- Prompt: Narrow the data below down to the lines containing "text".

- Materials provided:
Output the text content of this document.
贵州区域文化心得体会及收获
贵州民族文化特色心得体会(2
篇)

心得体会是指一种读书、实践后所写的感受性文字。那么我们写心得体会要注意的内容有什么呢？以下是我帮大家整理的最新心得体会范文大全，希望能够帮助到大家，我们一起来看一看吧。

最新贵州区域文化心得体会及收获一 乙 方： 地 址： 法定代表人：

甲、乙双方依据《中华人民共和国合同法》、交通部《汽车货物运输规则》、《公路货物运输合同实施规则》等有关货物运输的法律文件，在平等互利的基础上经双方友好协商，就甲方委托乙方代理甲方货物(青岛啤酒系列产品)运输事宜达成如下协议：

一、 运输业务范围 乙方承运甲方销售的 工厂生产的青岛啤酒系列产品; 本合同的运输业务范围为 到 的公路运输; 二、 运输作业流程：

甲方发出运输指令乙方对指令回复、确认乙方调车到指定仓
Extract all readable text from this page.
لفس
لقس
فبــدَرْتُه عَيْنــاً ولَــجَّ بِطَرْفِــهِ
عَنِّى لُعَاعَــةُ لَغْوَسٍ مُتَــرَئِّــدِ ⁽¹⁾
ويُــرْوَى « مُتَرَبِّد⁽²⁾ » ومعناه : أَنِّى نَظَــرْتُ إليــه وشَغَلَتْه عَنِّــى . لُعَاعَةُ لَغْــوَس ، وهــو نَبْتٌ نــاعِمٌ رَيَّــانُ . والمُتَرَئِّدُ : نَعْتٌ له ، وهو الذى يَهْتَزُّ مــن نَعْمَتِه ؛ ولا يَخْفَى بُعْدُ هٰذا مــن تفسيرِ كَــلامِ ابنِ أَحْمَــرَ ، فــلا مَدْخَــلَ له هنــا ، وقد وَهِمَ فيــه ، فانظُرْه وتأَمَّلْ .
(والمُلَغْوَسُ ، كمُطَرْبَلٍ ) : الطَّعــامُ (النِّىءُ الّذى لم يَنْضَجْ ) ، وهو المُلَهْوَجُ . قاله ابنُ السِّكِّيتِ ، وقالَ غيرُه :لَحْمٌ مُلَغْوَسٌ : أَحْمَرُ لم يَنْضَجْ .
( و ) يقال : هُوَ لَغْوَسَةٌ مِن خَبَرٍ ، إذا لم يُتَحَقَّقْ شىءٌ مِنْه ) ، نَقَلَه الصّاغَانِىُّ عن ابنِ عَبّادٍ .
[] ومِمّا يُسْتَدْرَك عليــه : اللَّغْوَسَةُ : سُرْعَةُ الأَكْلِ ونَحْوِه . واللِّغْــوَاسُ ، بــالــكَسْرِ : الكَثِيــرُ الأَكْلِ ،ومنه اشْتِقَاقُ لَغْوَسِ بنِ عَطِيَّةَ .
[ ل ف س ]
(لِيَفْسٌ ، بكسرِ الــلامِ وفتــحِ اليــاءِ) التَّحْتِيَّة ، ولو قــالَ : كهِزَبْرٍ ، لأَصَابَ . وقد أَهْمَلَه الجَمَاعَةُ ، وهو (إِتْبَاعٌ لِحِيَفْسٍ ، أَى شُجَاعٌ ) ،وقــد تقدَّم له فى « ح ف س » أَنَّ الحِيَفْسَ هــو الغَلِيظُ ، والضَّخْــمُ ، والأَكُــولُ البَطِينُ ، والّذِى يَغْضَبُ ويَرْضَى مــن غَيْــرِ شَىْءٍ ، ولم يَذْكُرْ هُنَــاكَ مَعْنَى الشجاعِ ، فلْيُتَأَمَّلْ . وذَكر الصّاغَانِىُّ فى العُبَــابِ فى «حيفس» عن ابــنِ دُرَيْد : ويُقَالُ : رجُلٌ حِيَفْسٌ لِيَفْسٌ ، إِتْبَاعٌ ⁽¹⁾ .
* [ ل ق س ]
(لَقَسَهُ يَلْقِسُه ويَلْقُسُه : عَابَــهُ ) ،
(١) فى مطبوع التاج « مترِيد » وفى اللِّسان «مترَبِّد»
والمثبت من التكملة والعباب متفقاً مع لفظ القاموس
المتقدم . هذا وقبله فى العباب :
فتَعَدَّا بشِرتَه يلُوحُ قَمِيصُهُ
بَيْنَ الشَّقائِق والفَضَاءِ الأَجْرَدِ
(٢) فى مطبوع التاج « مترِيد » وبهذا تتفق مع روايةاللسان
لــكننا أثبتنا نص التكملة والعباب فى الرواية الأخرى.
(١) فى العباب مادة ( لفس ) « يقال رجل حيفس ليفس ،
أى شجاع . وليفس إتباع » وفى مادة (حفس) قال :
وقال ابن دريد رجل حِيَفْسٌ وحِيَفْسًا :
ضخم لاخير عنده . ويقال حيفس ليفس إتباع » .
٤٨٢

- Response:
Output the text content of this document.
Extract all readable text from this page.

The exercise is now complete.